# WRITTEN REQUEST
Pull out every line below containing the word "text".

(Stored entries)
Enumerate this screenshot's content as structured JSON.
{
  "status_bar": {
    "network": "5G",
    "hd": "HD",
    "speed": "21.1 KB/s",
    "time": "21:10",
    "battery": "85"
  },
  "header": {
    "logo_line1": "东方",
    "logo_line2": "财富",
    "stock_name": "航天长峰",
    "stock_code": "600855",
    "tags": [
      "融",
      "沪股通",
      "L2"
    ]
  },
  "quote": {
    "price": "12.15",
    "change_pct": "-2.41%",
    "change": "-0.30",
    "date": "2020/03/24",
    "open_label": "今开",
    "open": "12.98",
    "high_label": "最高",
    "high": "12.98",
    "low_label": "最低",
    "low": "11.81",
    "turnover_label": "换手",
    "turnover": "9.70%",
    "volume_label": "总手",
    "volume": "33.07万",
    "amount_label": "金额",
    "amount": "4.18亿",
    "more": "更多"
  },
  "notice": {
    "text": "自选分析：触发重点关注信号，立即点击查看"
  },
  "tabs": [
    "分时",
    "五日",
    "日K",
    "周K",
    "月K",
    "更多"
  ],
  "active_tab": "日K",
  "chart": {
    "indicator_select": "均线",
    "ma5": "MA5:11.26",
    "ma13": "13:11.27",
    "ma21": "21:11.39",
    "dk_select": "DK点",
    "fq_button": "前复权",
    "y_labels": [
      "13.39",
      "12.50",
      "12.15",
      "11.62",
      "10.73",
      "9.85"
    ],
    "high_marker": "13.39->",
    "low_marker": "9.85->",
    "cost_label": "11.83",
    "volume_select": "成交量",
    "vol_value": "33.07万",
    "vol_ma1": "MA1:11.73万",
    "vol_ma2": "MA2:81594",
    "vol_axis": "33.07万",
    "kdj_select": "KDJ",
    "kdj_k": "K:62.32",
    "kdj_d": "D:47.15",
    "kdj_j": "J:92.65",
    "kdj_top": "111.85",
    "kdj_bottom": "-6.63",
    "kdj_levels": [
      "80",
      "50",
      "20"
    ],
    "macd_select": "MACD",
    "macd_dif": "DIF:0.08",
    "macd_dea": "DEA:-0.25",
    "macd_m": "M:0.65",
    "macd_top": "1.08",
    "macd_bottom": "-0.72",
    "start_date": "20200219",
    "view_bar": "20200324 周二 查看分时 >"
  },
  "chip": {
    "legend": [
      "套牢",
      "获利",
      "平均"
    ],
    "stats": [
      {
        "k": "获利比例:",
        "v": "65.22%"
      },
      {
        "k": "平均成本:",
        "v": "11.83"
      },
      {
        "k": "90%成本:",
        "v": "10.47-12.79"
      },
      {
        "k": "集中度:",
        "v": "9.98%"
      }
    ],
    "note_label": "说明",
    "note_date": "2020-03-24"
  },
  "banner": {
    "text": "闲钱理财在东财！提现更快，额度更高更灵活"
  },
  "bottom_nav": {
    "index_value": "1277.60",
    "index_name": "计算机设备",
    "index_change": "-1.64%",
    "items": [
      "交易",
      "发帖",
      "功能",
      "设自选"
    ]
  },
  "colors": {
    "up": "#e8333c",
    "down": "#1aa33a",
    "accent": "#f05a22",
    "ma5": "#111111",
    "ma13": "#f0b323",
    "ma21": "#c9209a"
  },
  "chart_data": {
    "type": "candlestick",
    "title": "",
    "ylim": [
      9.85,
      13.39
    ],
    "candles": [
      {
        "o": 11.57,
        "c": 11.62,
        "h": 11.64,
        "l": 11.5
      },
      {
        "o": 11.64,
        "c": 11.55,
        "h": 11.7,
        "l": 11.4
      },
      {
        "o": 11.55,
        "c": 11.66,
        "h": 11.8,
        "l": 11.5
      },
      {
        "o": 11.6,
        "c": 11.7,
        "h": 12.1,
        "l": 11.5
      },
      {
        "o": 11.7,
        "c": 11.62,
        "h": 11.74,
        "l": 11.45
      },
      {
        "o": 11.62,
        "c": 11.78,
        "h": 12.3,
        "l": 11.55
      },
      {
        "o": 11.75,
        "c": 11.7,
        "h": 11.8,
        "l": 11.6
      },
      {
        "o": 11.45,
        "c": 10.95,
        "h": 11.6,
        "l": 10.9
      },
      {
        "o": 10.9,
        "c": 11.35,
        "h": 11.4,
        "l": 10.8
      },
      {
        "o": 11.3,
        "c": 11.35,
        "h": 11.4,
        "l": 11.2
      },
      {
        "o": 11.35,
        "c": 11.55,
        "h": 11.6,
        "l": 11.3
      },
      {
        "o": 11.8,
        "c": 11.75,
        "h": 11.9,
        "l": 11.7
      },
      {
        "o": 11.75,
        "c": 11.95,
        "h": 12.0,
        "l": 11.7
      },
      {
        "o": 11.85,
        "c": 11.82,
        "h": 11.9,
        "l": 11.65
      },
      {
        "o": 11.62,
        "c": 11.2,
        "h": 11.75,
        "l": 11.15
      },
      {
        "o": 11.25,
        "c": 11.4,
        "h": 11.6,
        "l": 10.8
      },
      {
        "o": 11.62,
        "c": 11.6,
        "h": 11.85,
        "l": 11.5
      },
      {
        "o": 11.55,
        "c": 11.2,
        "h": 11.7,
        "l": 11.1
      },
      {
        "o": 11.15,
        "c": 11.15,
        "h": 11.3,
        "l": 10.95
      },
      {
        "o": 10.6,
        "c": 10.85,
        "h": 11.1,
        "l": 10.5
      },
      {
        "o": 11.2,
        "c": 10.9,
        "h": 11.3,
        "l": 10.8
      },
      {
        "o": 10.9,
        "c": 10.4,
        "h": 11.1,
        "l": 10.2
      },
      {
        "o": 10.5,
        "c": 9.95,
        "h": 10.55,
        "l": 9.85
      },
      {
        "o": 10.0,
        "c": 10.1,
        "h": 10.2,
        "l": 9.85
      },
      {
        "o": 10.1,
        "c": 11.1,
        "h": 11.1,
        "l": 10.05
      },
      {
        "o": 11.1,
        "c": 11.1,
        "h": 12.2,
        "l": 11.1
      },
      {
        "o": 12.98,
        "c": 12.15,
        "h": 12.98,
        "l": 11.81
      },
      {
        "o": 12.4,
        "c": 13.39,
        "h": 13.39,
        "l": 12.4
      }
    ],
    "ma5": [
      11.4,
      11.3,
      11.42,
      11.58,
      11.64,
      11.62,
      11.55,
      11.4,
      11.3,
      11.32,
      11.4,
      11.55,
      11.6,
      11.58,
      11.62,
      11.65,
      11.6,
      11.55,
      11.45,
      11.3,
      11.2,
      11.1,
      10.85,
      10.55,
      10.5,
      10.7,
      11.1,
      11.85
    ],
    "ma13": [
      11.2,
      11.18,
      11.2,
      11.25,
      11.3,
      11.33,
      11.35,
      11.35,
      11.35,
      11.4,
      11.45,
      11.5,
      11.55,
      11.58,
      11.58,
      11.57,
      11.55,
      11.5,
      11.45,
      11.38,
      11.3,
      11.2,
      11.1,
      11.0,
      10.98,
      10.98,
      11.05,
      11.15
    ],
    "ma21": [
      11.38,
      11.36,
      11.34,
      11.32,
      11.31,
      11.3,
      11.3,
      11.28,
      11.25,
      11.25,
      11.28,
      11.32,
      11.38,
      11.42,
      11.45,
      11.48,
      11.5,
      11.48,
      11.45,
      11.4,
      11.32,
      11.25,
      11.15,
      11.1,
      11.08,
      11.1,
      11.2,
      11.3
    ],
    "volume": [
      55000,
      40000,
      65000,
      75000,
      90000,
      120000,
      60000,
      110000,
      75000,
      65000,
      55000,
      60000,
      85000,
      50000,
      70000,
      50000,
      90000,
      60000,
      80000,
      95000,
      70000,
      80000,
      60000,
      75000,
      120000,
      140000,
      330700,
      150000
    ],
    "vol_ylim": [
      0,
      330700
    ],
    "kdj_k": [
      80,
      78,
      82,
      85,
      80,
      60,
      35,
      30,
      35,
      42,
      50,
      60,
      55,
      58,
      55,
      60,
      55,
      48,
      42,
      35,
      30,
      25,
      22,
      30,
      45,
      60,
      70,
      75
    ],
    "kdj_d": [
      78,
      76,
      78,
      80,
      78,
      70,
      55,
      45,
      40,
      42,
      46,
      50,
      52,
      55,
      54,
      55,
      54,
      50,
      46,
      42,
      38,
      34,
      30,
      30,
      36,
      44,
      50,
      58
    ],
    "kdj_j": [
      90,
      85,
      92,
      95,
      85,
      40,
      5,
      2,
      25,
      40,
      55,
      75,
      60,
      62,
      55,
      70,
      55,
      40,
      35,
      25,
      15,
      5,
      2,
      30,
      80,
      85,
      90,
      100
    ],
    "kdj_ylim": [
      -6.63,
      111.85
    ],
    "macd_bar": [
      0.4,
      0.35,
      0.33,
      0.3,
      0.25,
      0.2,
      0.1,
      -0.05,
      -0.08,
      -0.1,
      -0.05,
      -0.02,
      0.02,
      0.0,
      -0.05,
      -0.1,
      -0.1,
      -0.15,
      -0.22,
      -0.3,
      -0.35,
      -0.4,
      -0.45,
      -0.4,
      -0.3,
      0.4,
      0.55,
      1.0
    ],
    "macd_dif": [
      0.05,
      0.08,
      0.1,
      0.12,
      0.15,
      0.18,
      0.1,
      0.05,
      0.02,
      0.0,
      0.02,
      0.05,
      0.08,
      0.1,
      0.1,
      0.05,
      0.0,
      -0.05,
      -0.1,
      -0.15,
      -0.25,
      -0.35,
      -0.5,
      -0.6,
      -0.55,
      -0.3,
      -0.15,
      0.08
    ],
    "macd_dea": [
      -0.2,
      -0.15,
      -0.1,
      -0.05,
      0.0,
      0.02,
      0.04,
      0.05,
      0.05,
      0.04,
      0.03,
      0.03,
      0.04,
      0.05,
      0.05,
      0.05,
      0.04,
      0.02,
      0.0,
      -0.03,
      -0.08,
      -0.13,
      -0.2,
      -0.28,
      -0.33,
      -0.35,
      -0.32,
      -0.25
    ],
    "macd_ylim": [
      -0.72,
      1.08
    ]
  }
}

# RESULT OF THE TASK
    "text": "自选分析：触发重点关注信号，立即点击查看"
    "text": "闲钱理财在东财！提现更快，额度更高更灵活"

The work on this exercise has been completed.